**INSTRUCTIONS FOR THE TASK**
Look through the data below and report how many lines include "Humedad". Only the number should be given.

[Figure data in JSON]
┌──
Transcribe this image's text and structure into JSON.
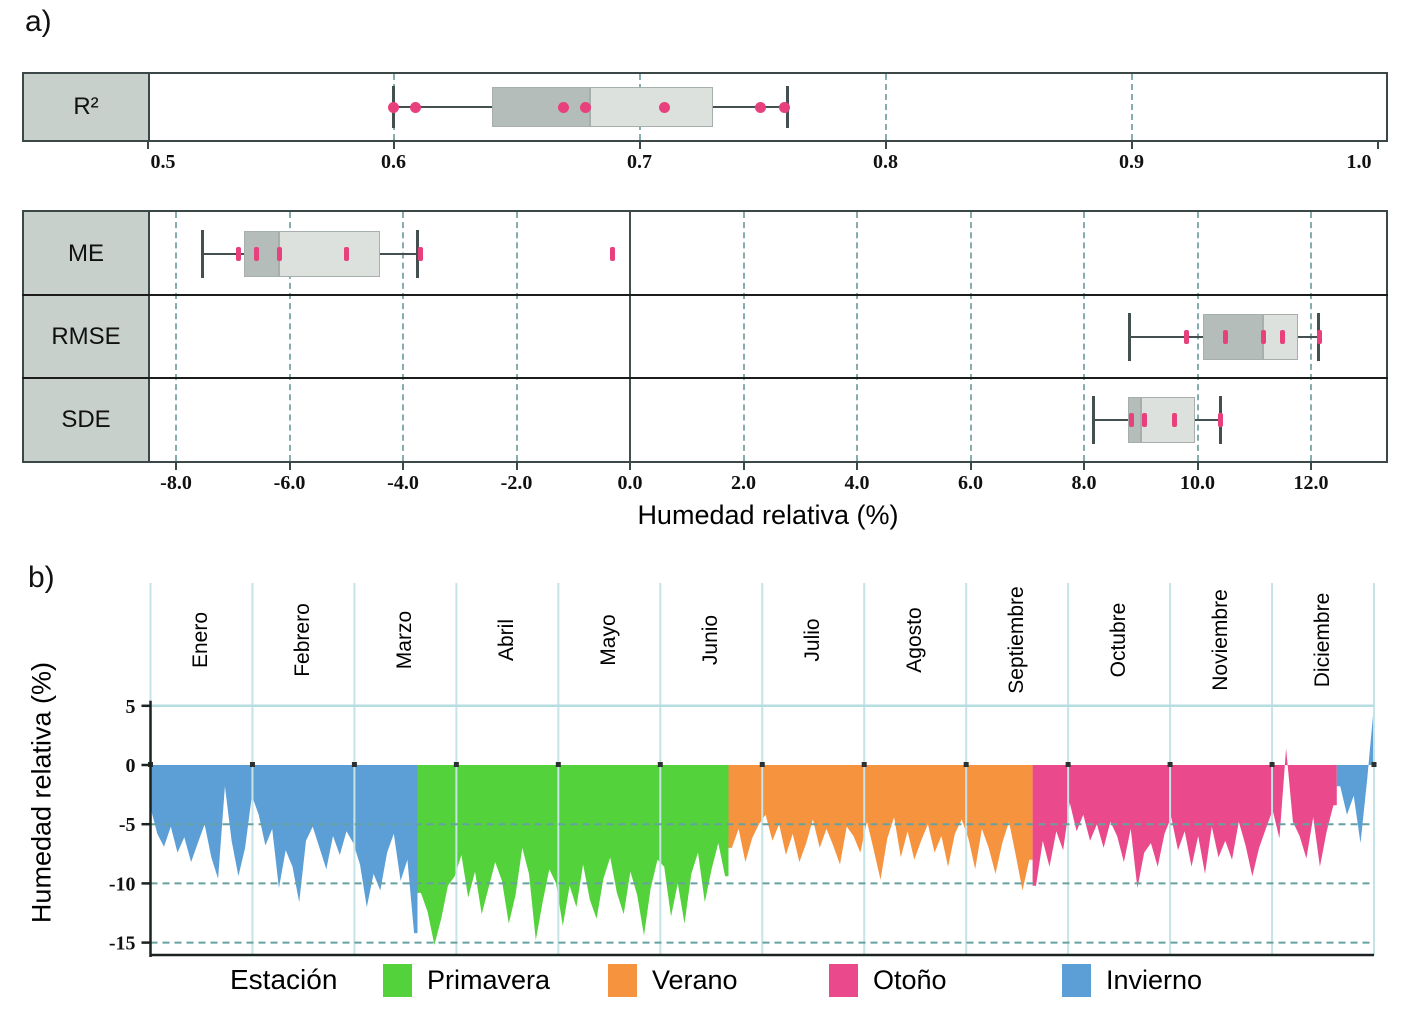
{
  "panels": {
    "a": {
      "label": "a)",
      "xlabel": "Humedad relativa (%)"
    },
    "b": {
      "label": "b)",
      "ylabel": "Humedad relativa (%)"
    }
  },
  "legend": {
    "title": "Estación",
    "items": [
      {
        "label": "Primavera",
        "color": "#53d23c"
      },
      {
        "label": "Verano",
        "color": "#f6933f"
      },
      {
        "label": "Otoño",
        "color": "#ea4a8b"
      },
      {
        "label": "Invierno",
        "color": "#5b9fd6"
      }
    ]
  },
  "colors": {
    "frame": "#3c4848",
    "row_separator": "#1c1c1c",
    "label_cell": "#c8d0cc",
    "box_dark": "#b5bdba",
    "box_light": "#dce1de",
    "box_edge": "#a6afab",
    "whisker": "#44504f",
    "point": "#e8407c",
    "grid_teal_dashed": "#85adad",
    "zero_line": "#44504f",
    "b_month_line": "#c6e3e6",
    "b_top_line": "#b5dde2",
    "b_dashed_grid": "#66a1a1",
    "b_axis_black": "#1a2222",
    "b_notch": "#2b3030"
  },
  "chart_data": [
    {
      "type": "boxplot",
      "panel": "a",
      "orientation": "horizontal",
      "xlabel": "Humedad relativa (%)",
      "groups": [
        {
          "name": "r2",
          "axis": {
            "range": [
              0.5,
              1.0
            ],
            "ticks": [
              0.5,
              0.6,
              0.7,
              0.8,
              0.9,
              1.0
            ],
            "tick_labels": [
              "0.5",
              "0.6",
              "0.7",
              "0.8",
              "0.9",
              "1.0"
            ],
            "gridlines": [
              0.6,
              0.7,
              0.8,
              0.9
            ]
          },
          "rows": [
            {
              "label": "R²",
              "min": 0.6,
              "q1": 0.64,
              "median": 0.68,
              "q3": 0.73,
              "max": 0.76,
              "points": [
                0.6,
                0.609,
                0.669,
                0.678,
                0.71,
                0.749,
                0.759
              ]
            }
          ]
        },
        {
          "name": "metrics",
          "axis": {
            "range": [
              -8.5,
              13.4
            ],
            "ticks": [
              -8,
              -6,
              -4,
              -2,
              0,
              2,
              4,
              6,
              8,
              10,
              12
            ],
            "tick_labels": [
              "-8.0",
              "-6.0",
              "-4.0",
              "-2.0",
              "0.0",
              "2.0",
              "4.0",
              "6.0",
              "8.0",
              "10.0",
              "12.0"
            ],
            "gridlines": [
              -8,
              -6,
              -4,
              -2,
              2,
              4,
              6,
              8,
              10,
              12
            ],
            "zero_line": 0
          },
          "rows": [
            {
              "label": "ME",
              "min": -7.54,
              "q1": -6.8,
              "median": -6.18,
              "q3": -4.4,
              "max": -3.74,
              "points": [
                -6.89,
                -6.59,
                -6.17,
                -4.99,
                -3.7,
                -0.31
              ]
            },
            {
              "label": "RMSE",
              "min": 8.81,
              "q1": 10.1,
              "median": 11.16,
              "q3": 11.77,
              "max": 12.13,
              "points": [
                9.8,
                10.5,
                11.17,
                11.49,
                12.15
              ]
            },
            {
              "label": "SDE",
              "min": 8.16,
              "q1": 8.78,
              "median": 9.01,
              "q3": 9.96,
              "max": 10.4,
              "points": [
                8.84,
                9.06,
                9.59,
                10.41
              ]
            }
          ]
        }
      ]
    },
    {
      "type": "area",
      "panel": "b",
      "ylabel": "Humedad relativa (%)",
      "months": [
        "Enero",
        "Febrero",
        "Marzo",
        "Abril",
        "Mayo",
        "Junio",
        "Julio",
        "Agosto",
        "Septiembre",
        "Octubre",
        "Noviembre",
        "Diciembre"
      ],
      "yticks": [
        5,
        0,
        -5,
        -10,
        -15
      ],
      "ytick_labels": [
        "5",
        "0",
        "-5",
        "-10",
        "-15"
      ],
      "ylim": [
        -16.2,
        5.2
      ],
      "grid_dashed": [
        -5,
        -10,
        -15
      ],
      "seasons": [
        {
          "name": "Invierno",
          "from": 0,
          "to": 39
        },
        {
          "name": "Primavera",
          "from": 40,
          "to": 85
        },
        {
          "name": "Verano",
          "from": 86,
          "to": 130
        },
        {
          "name": "Otoño",
          "from": 131,
          "to": 175
        },
        {
          "name": "Invierno",
          "from": 176,
          "to": 181
        }
      ],
      "values": [
        -3.6,
        -5.8,
        -6.9,
        -5.2,
        -7.4,
        -6.1,
        -8.2,
        -6.6,
        -5.0,
        -7.8,
        -9.6,
        -1.8,
        -6.4,
        -9.4,
        -7.0,
        -2.6,
        -4.2,
        -6.8,
        -5.4,
        -10.4,
        -7.2,
        -8.6,
        -11.6,
        -6.4,
        -5.2,
        -7.0,
        -8.8,
        -6.0,
        -7.6,
        -5.6,
        -6.6,
        -8.4,
        -12.0,
        -9.2,
        -10.6,
        -7.4,
        -5.8,
        -9.8,
        -8.0,
        -14.2,
        -10.8,
        -12.4,
        -15.2,
        -13.0,
        -10.2,
        -9.4,
        -7.6,
        -11.2,
        -9.0,
        -12.6,
        -10.4,
        -8.2,
        -9.8,
        -13.4,
        -11.0,
        -7.0,
        -9.2,
        -14.8,
        -11.6,
        -8.8,
        -10.0,
        -13.6,
        -10.2,
        -12.0,
        -8.4,
        -11.4,
        -13.0,
        -9.6,
        -7.8,
        -10.8,
        -12.6,
        -9.0,
        -11.0,
        -14.4,
        -10.4,
        -8.0,
        -8.6,
        -12.8,
        -10.0,
        -13.4,
        -9.2,
        -7.4,
        -11.6,
        -8.8,
        -6.6,
        -9.4,
        -7.0,
        -5.4,
        -8.2,
        -6.2,
        -5.0,
        -4.2,
        -6.4,
        -5.0,
        -7.6,
        -5.8,
        -8.2,
        -6.6,
        -4.6,
        -7.0,
        -5.4,
        -6.8,
        -8.4,
        -5.2,
        -6.0,
        -7.4,
        -4.8,
        -7.2,
        -9.7,
        -6.2,
        -4.4,
        -7.8,
        -5.6,
        -8.0,
        -6.4,
        -5.0,
        -7.4,
        -6.0,
        -8.6,
        -5.8,
        -4.6,
        -6.2,
        -8.8,
        -5.4,
        -7.0,
        -9.2,
        -6.6,
        -4.8,
        -7.6,
        -10.6,
        -8.0,
        -10.2,
        -6.4,
        -8.6,
        -5.6,
        -7.2,
        -3.2,
        -5.6,
        -4.2,
        -6.4,
        -5.0,
        -7.0,
        -4.8,
        -6.0,
        -8.2,
        -5.4,
        -10.4,
        -7.4,
        -6.6,
        -8.6,
        -5.8,
        -4.4,
        -7.2,
        -5.6,
        -8.6,
        -6.0,
        -9.2,
        -5.2,
        -7.8,
        -6.4,
        -8.0,
        -4.8,
        -6.8,
        -9.4,
        -7.0,
        -5.4,
        -3.8,
        -6.2,
        1.4,
        -4.8,
        -6.0,
        -7.9,
        -4.4,
        -8.6,
        -5.6,
        -3.4,
        -1.8,
        -4.2,
        -2.6,
        -6.6,
        -1.2,
        5.1
      ]
    }
  ]
}
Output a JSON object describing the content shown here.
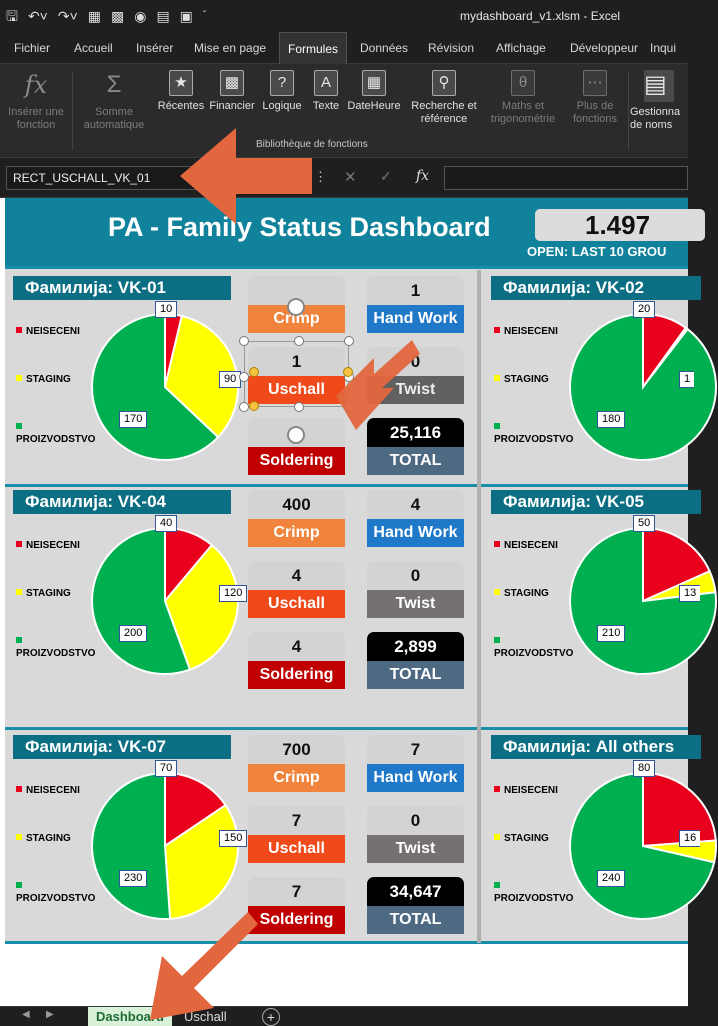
{
  "window": {
    "title": "mydashboard_v1.xlsm  -  Excel",
    "qat_icons": [
      "save-icon",
      "undo-icon",
      "redo-icon",
      "macro-icon",
      "table-icon",
      "camera-icon",
      "chart-icon",
      "shape-icon"
    ]
  },
  "ribbon_tabs": [
    "Fichier",
    "Accueil",
    "Insérer",
    "Mise en page",
    "Formules",
    "Données",
    "Révision",
    "Affichage",
    "Développeur",
    "Inqui"
  ],
  "active_tab": "Formules",
  "ribbon": {
    "insert_function": "Insérer une fonction",
    "autosum": "Somme automatique",
    "recent": "Récentes",
    "financial": "Financier",
    "logical": "Logique",
    "text": "Texte",
    "datetime": "DateHeure",
    "lookup": "Recherche et référence",
    "math": "Maths et trigonométrie",
    "more": "Plus de fonctions",
    "name_manager": "Gestionna de noms",
    "group_label": "Bibliothèque de fonctions"
  },
  "formula_bar": {
    "name_box": "RECT_USCHALL_VK_01",
    "fx": "fx",
    "value": ""
  },
  "dashboard": {
    "title": "PA - Family Status Dashboard",
    "open_value": "1.497",
    "open_label": "OPEN: LAST 10 GROU",
    "legend": {
      "neseceni": "NEISECENI",
      "staging": "STAGING",
      "proizvodstvo": "PROIZVODSTVO"
    },
    "colors": {
      "red": "#e8001c",
      "yellow": "#ffff00",
      "green": "#00b050",
      "crimp": "#f0843c",
      "uschall": "#f04a1a",
      "soldering": "#c00000",
      "handwork": "#1f78c8",
      "twist": "#767171",
      "total": "#4e6a82",
      "header": "#11829b",
      "family": "#0b6e82"
    },
    "families": [
      {
        "label": "Фамилија:  VK-01",
        "neseceni": 10,
        "staging": 90,
        "proizvodstvo": 170,
        "crimp": "",
        "uschall": "1",
        "soldering": "",
        "hand_work": "1",
        "twist": "0",
        "total": "25,116"
      },
      {
        "label": "Фамилија:  VK-02",
        "neseceni": 20,
        "staging": "1",
        "proizvodstvo": 180
      },
      {
        "label": "Фамилија:  VK-04",
        "neseceni": 40,
        "staging": 120,
        "proizvodstvo": 200,
        "crimp": "400",
        "uschall": "4",
        "soldering": "4",
        "hand_work": "4",
        "twist": "0",
        "total": "2,899"
      },
      {
        "label": "Фамилија:  VK-05",
        "neseceni": 50,
        "staging": "13",
        "proizvodstvo": 210
      },
      {
        "label": "Фамилија:  VK-07",
        "neseceni": 70,
        "staging": 150,
        "proizvodstvo": 230,
        "crimp": "700",
        "uschall": "7",
        "soldering": "7",
        "hand_work": "7",
        "twist": "0",
        "total": "34,647"
      },
      {
        "label": "Фамилија:  All others",
        "neseceni": 80,
        "staging": "16",
        "proizvodstvo": 240
      }
    ],
    "kpi_labels": {
      "crimp": "Crimp",
      "uschall": "Uschall",
      "soldering": "Soldering",
      "hand_work": "Hand Work",
      "twist": "Twist",
      "total": "TOTAL"
    }
  },
  "sheet_tabs": [
    "Dashboard",
    "Uschall"
  ],
  "active_sheet": "Dashboard",
  "arrow_color": "#e2663e"
}
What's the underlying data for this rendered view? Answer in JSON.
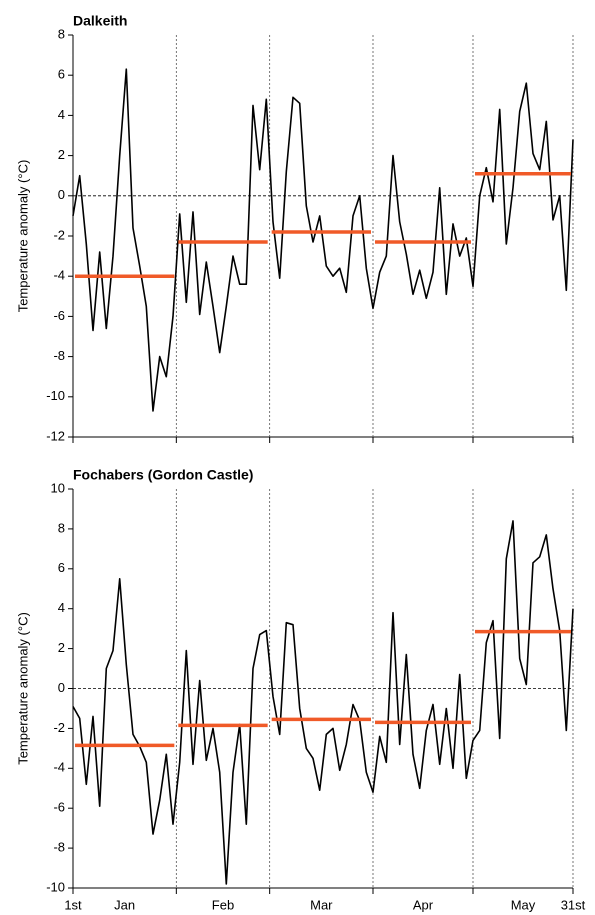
└──
**RESPONSE FOR THIS EXERCISE**
4